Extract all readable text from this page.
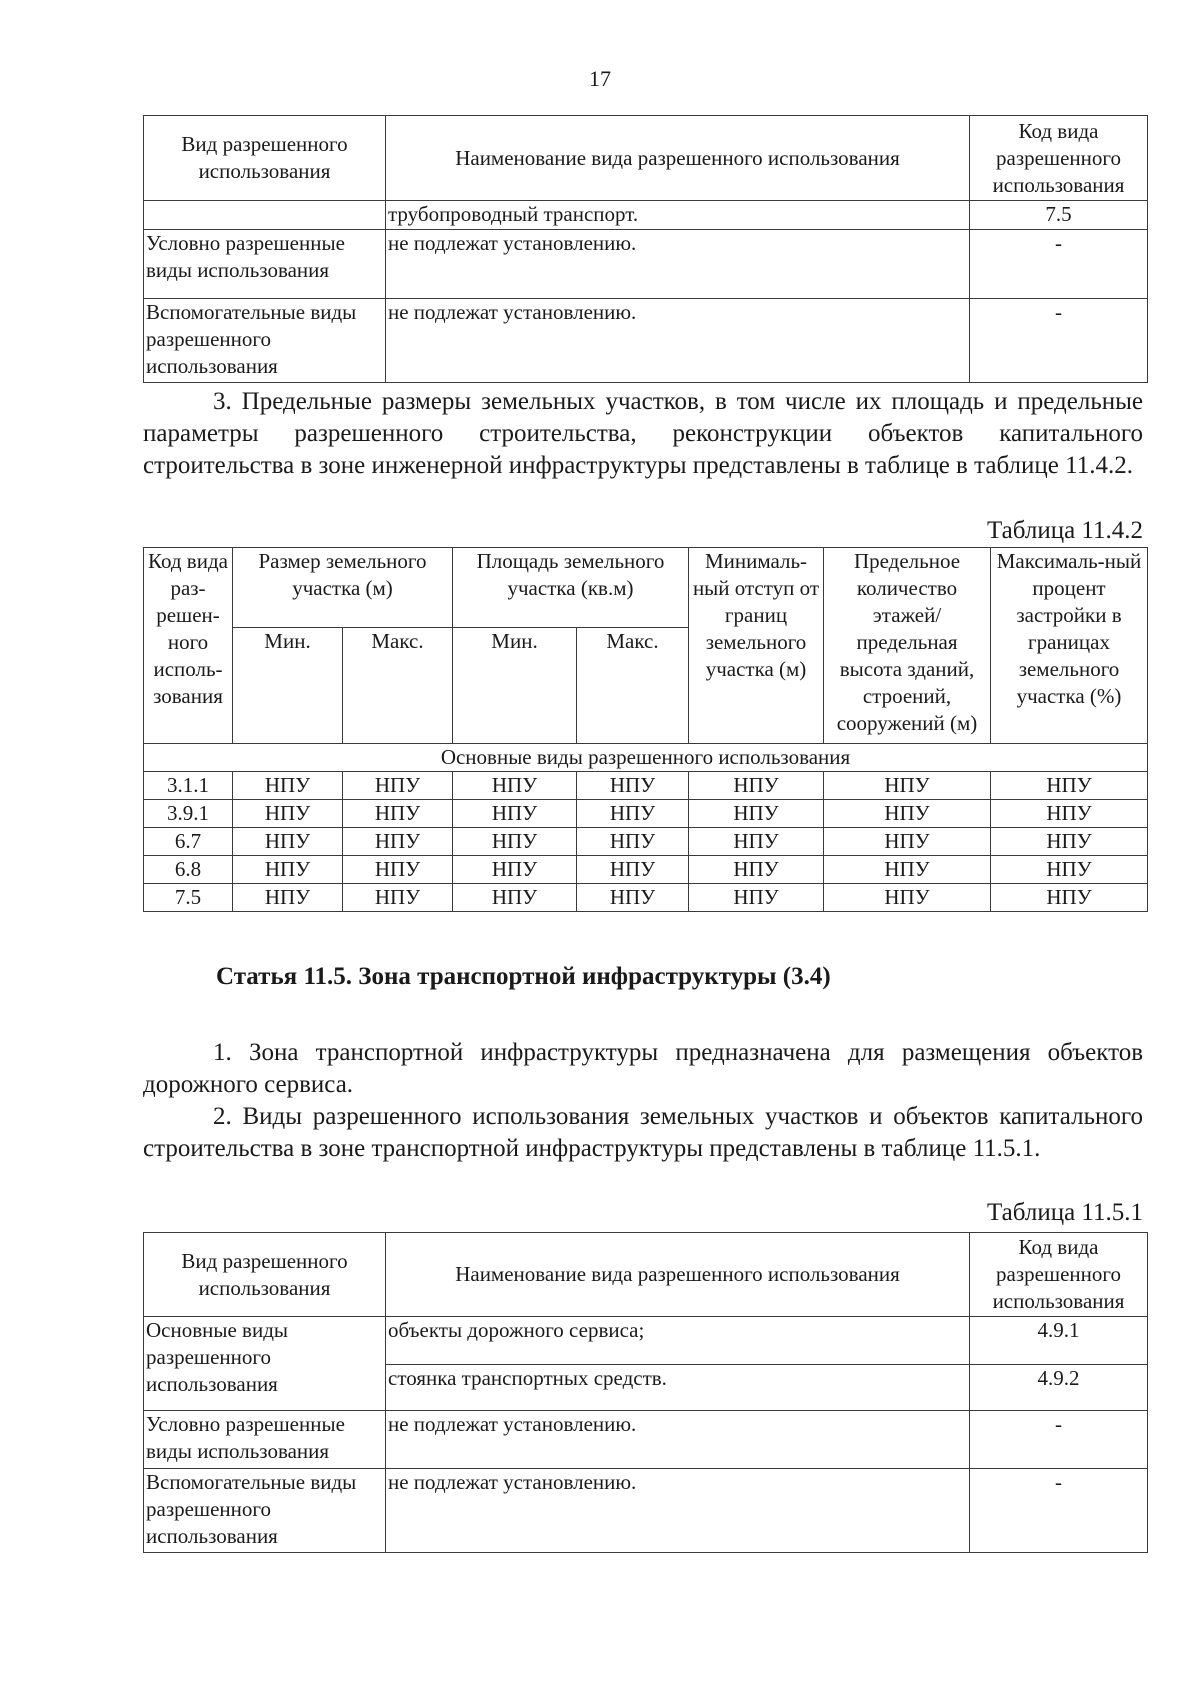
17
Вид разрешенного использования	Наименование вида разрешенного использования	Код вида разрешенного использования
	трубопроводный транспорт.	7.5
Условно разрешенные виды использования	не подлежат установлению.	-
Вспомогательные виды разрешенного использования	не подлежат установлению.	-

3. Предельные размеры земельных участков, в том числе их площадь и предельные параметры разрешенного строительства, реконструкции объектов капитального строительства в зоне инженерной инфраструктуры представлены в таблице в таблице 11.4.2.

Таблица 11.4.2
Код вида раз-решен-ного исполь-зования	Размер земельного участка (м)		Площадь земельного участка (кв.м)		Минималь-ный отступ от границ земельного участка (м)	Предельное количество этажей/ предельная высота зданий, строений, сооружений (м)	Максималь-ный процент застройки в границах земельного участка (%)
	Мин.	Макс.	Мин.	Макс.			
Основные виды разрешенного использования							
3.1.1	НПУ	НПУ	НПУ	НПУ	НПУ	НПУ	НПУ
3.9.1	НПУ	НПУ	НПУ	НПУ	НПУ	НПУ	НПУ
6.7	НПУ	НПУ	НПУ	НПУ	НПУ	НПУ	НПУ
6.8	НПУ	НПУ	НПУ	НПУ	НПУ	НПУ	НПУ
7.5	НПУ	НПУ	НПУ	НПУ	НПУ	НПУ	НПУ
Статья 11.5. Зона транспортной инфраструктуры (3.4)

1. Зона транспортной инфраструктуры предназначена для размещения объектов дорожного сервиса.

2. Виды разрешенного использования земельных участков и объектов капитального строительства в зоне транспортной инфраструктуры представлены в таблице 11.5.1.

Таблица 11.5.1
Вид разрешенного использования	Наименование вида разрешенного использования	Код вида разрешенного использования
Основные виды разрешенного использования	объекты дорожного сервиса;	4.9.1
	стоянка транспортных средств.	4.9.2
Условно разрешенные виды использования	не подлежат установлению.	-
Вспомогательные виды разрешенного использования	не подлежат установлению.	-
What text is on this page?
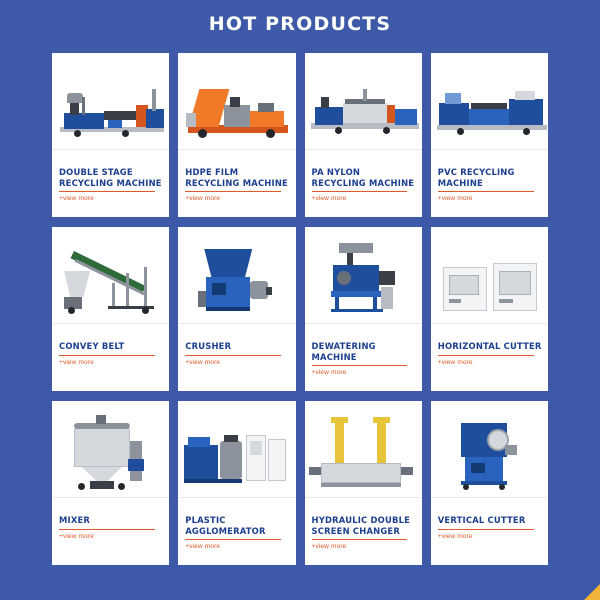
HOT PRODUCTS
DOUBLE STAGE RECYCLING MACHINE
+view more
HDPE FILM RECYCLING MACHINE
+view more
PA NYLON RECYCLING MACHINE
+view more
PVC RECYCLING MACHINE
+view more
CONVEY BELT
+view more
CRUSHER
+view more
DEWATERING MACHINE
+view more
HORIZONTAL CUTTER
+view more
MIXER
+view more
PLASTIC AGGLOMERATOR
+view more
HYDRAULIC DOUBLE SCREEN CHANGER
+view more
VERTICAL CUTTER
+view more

--------------------------------

### WORK REQUIRED
Set down the line containing "What text is on this page?", then every later line through the end of the material, exactly as written; omit any picture.

### OUTPUT FOR THIS EXERCISE
What text is on this page?
HOT PRODUCTS
DOUBLE STAGE RECYCLING MACHINE
+view more
HDPE FILM RECYCLING MACHINE
+view more
PA NYLON RECYCLING MACHINE
+view more
PVC RECYCLING MACHINE
+view more
CONVEY BELT
+view more
CRUSHER
+view more
DEWATERING MACHINE
+view more
HORIZONTAL CUTTER
+view more
MIXER
+view more
PLASTIC AGGLOMERATOR
+view more
HYDRAULIC DOUBLE SCREEN CHANGER
+view more
VERTICAL CUTTER
+view more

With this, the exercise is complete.